(Extracted records)
********

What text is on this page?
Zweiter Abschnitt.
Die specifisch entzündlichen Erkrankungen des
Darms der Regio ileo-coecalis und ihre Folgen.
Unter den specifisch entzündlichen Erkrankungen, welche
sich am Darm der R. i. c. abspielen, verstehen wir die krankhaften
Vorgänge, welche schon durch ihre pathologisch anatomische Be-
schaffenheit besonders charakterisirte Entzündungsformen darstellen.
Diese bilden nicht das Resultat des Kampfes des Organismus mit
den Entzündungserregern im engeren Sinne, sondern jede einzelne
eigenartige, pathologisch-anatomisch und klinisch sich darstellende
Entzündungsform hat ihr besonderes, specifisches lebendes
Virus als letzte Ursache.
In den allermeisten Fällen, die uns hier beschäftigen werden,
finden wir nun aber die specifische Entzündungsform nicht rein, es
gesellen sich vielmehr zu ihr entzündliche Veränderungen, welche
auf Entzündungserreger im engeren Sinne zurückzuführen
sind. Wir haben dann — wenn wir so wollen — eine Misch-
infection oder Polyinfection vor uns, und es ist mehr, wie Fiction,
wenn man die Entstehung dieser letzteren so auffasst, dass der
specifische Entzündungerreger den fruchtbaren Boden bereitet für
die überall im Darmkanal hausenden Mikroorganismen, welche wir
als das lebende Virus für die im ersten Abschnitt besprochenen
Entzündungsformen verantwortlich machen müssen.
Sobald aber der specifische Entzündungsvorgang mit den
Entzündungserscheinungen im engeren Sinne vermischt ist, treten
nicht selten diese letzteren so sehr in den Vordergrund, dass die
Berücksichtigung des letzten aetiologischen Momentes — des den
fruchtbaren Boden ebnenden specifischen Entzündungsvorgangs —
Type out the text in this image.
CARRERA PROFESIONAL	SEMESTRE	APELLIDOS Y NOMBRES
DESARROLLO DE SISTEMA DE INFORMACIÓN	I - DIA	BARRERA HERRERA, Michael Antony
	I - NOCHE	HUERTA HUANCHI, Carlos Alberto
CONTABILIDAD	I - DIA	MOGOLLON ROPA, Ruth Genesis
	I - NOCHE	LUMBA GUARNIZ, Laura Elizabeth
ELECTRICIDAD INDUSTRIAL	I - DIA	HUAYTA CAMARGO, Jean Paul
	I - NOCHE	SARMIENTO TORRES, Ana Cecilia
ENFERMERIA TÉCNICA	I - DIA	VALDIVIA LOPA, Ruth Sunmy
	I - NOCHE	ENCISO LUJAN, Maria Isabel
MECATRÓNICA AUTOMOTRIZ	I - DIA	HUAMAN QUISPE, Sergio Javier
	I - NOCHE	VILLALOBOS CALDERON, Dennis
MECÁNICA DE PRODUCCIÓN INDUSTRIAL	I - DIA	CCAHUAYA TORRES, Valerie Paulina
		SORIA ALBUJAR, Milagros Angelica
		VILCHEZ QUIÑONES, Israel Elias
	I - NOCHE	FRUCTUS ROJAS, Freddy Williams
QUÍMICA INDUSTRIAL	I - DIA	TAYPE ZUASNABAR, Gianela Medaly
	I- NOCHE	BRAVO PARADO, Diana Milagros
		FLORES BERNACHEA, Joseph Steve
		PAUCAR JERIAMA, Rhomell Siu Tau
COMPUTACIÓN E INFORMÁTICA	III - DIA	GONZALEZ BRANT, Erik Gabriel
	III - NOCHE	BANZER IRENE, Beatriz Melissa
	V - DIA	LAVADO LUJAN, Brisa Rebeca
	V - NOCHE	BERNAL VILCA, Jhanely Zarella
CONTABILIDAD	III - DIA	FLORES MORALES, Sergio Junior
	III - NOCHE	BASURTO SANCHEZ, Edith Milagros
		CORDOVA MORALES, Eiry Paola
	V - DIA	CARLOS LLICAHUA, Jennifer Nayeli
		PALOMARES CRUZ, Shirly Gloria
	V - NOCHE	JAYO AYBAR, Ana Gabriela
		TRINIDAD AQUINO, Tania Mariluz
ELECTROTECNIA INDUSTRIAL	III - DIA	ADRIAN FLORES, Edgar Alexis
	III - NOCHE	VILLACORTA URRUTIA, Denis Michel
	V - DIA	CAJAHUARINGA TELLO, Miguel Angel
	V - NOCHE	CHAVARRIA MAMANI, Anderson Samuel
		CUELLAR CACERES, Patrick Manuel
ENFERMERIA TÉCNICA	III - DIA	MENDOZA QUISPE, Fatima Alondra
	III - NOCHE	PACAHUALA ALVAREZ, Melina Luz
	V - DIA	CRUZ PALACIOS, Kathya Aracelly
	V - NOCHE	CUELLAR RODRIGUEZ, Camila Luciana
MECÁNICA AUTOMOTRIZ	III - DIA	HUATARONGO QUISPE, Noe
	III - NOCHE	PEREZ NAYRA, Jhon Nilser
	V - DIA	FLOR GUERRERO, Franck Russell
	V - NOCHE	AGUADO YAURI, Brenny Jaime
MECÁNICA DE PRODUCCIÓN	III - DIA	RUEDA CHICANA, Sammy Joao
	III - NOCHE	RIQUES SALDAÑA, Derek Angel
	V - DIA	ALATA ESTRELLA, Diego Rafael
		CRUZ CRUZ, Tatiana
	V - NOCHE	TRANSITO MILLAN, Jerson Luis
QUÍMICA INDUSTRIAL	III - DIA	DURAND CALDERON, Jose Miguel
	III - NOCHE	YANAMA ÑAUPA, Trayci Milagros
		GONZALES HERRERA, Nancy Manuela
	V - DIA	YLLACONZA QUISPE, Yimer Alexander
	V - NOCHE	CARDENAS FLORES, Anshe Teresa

********

* _Problem to solve_:
Go through the data above and return each line containing the string "ihre".

* _Exercise response_:
Darms der Regio ileo-coecalis und ihre Folgen.
Vorgänge, welche schon durch ihre pathologisch anatomische Be-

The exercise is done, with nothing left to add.